All of the data should be output character for character, except the pictures.

EXTRACTED DATA =>
______

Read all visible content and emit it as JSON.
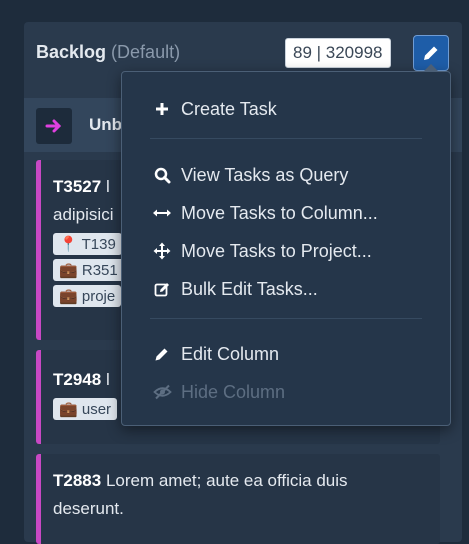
{
  "column": {
    "title": "Backlog",
    "subtitle": "(Default)",
    "count": "89 | 320998",
    "edit_icon": "pencil-icon"
  },
  "lane": {
    "label": "Unb",
    "icon": "arrow-right-icon"
  },
  "cards": [
    {
      "id": "T3527",
      "line1": "l",
      "line2": "adipisici",
      "tags": [
        {
          "icon": "map-pin-icon",
          "text": "T139"
        },
        {
          "icon": "briefcase-icon",
          "text": "R351"
        },
        {
          "icon": "briefcase-icon",
          "text": "proje"
        }
      ]
    },
    {
      "id": "T2948",
      "line1": "l",
      "tags": [
        {
          "icon": "briefcase-icon",
          "text": "user"
        }
      ]
    },
    {
      "id": "T2883",
      "line1": "Lorem amet; aute ea officia duis",
      "line2": "deserunt."
    }
  ],
  "menu": {
    "items": [
      {
        "label": "Create Task",
        "icon": "plus-icon"
      },
      {
        "label": "View Tasks as Query",
        "icon": "search-icon"
      },
      {
        "label": "Move Tasks to Column...",
        "icon": "arrows-horizontal-icon"
      },
      {
        "label": "Move Tasks to Project...",
        "icon": "move-icon"
      },
      {
        "label": "Bulk Edit Tasks...",
        "icon": "edit-square-icon"
      },
      {
        "label": "Edit Column",
        "icon": "pencil-icon"
      },
      {
        "label": "Hide Column",
        "icon": "eye-slash-icon",
        "disabled": true
      }
    ]
  },
  "colors": {
    "accent": "#c848c4",
    "edit_button": "#1e5da8",
    "lane_arrow": "#e040e0"
  }
}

______

THE RESULT =>
Read all visible content and emit it as JSON.
{
  "column": {
    "title": "Backlog",
    "subtitle": "(Default)",
    "count": "89 | 320998",
    "edit_icon": "pencil-icon"
  },
  "lane": {
    "label": "Unb",
    "icon": "arrow-right-icon"
  },
  "cards": [
    {
      "id": "T3527",
      "line1": "l",
      "line2": "adipisici",
      "tags": [
        {
          "icon": "map-pin-icon",
          "text": "T139"
        },
        {
          "icon": "briefcase-icon",
          "text": "R351"
        },
        {
          "icon": "briefcase-icon",
          "text": "proje"
        }
      ]
    },
    {
      "id": "T2948",
      "line1": "l",
      "tags": [
        {
          "icon": "briefcase-icon",
          "text": "user"
        }
      ]
    },
    {
      "id": "T2883",
      "line1": "Lorem amet; aute ea officia duis",
      "line2": "deserunt."
    }
  ],
  "menu": {
    "items": [
      {
        "label": "Create Task",
        "icon": "plus-icon"
      },
      {
        "label": "View Tasks as Query",
        "icon": "search-icon"
      },
      {
        "label": "Move Tasks to Column...",
        "icon": "arrows-horizontal-icon"
      },
      {
        "label": "Move Tasks to Project...",
        "icon": "move-icon"
      },
      {
        "label": "Bulk Edit Tasks...",
        "icon": "edit-square-icon"
      },
      {
        "label": "Edit Column",
        "icon": "pencil-icon"
      },
      {
        "label": "Hide Column",
        "icon": "eye-slash-icon",
        "disabled": true
      }
    ]
  },
  "colors": {
    "accent": "#c848c4",
    "edit_button": "#1e5da8",
    "lane_arrow": "#e040e0"
  }
}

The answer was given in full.